TASK INSTRUCTIONS:
Identify the lines that contain the word "subito", then copy them.

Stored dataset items

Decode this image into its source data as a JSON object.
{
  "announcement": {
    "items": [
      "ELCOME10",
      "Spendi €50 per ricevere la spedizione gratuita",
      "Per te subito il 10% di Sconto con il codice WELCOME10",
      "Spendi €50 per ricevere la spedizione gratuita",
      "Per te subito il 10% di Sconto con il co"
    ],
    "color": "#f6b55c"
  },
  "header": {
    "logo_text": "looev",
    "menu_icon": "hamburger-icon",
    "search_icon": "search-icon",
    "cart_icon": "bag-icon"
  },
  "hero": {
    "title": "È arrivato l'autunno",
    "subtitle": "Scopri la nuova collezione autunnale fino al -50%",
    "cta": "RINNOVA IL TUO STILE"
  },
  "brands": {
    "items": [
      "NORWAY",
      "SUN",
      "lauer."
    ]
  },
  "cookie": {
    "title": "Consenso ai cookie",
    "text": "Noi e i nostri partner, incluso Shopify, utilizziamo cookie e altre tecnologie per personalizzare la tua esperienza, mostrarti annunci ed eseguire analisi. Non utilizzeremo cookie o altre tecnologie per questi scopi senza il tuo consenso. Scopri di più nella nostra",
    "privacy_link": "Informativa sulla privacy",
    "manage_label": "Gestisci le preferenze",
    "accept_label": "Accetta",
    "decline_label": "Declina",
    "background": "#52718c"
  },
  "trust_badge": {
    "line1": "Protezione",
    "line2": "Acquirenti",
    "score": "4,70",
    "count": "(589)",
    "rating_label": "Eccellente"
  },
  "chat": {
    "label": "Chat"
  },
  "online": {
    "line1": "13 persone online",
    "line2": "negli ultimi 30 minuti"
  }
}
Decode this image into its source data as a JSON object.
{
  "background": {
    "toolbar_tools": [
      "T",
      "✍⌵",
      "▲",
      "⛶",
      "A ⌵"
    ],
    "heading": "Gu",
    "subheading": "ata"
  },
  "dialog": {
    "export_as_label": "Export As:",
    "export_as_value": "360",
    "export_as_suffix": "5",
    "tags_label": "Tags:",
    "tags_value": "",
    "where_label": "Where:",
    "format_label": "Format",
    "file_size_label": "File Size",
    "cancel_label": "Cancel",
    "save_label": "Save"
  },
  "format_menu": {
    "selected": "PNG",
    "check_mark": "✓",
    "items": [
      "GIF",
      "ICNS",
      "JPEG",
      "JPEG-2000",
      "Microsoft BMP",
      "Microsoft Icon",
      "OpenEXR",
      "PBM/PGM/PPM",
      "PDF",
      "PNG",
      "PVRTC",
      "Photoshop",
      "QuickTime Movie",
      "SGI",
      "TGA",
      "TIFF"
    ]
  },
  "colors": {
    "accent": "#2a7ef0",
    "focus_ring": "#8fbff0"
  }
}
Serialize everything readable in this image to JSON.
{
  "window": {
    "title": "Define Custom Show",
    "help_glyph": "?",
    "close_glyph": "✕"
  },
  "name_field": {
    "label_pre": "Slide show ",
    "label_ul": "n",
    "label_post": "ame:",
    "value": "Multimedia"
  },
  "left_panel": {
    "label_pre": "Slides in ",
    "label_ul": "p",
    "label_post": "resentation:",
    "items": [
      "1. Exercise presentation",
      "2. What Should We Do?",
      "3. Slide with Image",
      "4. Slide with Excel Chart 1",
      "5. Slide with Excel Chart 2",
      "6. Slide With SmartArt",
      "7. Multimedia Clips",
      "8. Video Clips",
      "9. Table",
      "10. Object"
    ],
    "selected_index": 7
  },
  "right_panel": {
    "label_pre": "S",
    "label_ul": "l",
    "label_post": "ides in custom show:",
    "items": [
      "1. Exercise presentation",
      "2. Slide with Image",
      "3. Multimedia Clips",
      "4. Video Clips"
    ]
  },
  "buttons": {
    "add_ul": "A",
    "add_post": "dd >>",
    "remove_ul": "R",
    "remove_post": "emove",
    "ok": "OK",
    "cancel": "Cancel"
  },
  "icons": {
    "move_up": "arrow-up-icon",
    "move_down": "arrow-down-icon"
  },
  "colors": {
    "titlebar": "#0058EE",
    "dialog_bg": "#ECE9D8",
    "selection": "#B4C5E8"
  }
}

RESPONSE TO THIS TASK:
      "Per te subito il 10% di Sconto con il codice WELCOME10",
      "Per te subito il 10% di Sconto con il co"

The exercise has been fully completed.